01 May 2008

Indulgence by Proxy

I should probably preface this by saying that I don't intend to downplay the plight of poor nations. I should probably say something about the value of altruistic behavior. I should probably even say that I sympathize with the starving peoples of Africa, with the war-torn nations of the Middle East, with the oppressed majorities of Asia.

But I won't do any of those things.

What is this force that drives nations like our own to overextend themselves in the global community? Our own national debt rises as the economy crumbles beneath us; homes are being taken out from under the people who lived in them and resold as rental properties to cater to the slightly-less-desperate Americans who've managed to scrape together the funds to be able to afford the ballooning costs of living, and still we're focused on the global good, the humanitarian principles of serving our fellow man? Droughts and food shortages plague our own neighborhoods as the dejected starve in the streets, looking for someone to lend that same hand that's been chopped off and mailed to Darfur where things are obviously so much worse as to eclipse our own slow descent into the third world.

________________

[Goal 1]:
List every geographic region or place named in the post on indulgence by proxy.
[Goal 2]:
Using the post on indulgence by proxy, decide whether each statement agrees with it: (a) The author goes on to express sympathy for the starving peoples of Africa. (b) The post states that the national debt is rising. (c) The post says homes taken from their occupants are resold as rental properties.

[Stored entries]
________________

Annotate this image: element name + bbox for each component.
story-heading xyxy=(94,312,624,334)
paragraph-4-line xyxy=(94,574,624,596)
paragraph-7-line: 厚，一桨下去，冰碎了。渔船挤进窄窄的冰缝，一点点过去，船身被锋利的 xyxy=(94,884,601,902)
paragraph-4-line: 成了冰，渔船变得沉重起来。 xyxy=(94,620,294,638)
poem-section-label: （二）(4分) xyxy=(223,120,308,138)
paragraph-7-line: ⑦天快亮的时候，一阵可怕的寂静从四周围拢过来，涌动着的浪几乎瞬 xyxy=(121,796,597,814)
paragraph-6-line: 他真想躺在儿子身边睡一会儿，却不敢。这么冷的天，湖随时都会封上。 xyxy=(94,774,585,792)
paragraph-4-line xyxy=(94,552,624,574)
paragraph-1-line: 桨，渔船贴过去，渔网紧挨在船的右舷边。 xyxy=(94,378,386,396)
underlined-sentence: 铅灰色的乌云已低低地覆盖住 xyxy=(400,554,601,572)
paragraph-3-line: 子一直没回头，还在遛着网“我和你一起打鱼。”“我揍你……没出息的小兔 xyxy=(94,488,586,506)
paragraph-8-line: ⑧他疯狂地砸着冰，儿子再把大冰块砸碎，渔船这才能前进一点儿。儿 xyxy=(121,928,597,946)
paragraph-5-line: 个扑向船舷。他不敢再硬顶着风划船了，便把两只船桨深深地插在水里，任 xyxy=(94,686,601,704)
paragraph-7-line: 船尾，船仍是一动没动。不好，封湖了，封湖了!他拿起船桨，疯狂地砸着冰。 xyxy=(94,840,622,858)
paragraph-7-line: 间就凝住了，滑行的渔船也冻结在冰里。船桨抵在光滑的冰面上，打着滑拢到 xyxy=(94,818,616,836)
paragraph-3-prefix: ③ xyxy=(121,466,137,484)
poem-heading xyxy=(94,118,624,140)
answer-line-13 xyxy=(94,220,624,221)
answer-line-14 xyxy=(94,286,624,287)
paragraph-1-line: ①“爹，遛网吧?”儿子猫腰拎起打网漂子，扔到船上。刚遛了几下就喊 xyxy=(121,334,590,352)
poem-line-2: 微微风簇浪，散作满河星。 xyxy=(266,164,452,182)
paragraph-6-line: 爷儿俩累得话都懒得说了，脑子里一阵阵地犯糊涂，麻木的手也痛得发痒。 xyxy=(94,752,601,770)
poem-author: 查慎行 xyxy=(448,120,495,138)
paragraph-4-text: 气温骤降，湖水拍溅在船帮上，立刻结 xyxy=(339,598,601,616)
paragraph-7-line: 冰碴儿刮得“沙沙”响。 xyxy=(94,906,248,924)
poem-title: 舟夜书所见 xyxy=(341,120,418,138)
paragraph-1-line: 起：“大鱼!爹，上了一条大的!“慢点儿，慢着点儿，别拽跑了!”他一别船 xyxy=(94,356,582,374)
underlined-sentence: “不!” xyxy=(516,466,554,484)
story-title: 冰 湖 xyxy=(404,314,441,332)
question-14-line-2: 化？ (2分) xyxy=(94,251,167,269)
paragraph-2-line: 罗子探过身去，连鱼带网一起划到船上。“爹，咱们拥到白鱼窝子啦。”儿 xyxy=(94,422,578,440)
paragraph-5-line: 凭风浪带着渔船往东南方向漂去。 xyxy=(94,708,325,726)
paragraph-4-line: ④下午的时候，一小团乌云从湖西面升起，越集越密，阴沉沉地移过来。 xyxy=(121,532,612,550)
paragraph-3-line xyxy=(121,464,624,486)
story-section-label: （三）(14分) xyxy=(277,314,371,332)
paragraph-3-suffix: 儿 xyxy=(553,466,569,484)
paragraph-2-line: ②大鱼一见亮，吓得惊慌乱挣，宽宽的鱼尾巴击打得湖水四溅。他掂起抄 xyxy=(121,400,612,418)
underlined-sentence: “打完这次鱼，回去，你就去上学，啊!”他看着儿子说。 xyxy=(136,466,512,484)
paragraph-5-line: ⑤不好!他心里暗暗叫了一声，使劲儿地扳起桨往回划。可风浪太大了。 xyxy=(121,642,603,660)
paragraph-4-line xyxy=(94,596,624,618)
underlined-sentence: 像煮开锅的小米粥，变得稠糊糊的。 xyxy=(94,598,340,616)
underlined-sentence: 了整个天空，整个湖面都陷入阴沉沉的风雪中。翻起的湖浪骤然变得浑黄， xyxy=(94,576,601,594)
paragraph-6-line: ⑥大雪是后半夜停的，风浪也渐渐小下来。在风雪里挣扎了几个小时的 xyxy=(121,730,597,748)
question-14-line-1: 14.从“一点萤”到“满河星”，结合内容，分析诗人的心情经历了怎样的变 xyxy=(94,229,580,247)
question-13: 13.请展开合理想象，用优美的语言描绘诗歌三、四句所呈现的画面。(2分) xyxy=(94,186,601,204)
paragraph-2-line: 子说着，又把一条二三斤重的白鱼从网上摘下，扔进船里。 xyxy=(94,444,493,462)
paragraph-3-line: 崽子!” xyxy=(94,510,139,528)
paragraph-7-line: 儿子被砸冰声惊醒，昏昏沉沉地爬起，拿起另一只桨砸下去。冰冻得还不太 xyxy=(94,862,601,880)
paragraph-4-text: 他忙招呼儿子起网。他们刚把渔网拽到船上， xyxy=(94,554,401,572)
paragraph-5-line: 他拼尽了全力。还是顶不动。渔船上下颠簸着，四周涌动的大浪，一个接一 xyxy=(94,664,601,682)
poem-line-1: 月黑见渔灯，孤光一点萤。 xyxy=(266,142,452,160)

________________

[Task solution 1]:
Africa, the Middle East, Asia, Darfur

[Task solution 2]:
(a) No: "But I won't do any of those things."
(b) Yes: "Our own national debt rises as the economy crumbles beneath us"
(c) Yes: "homes are being taken out from under the people who lived in them and resold as rental properties"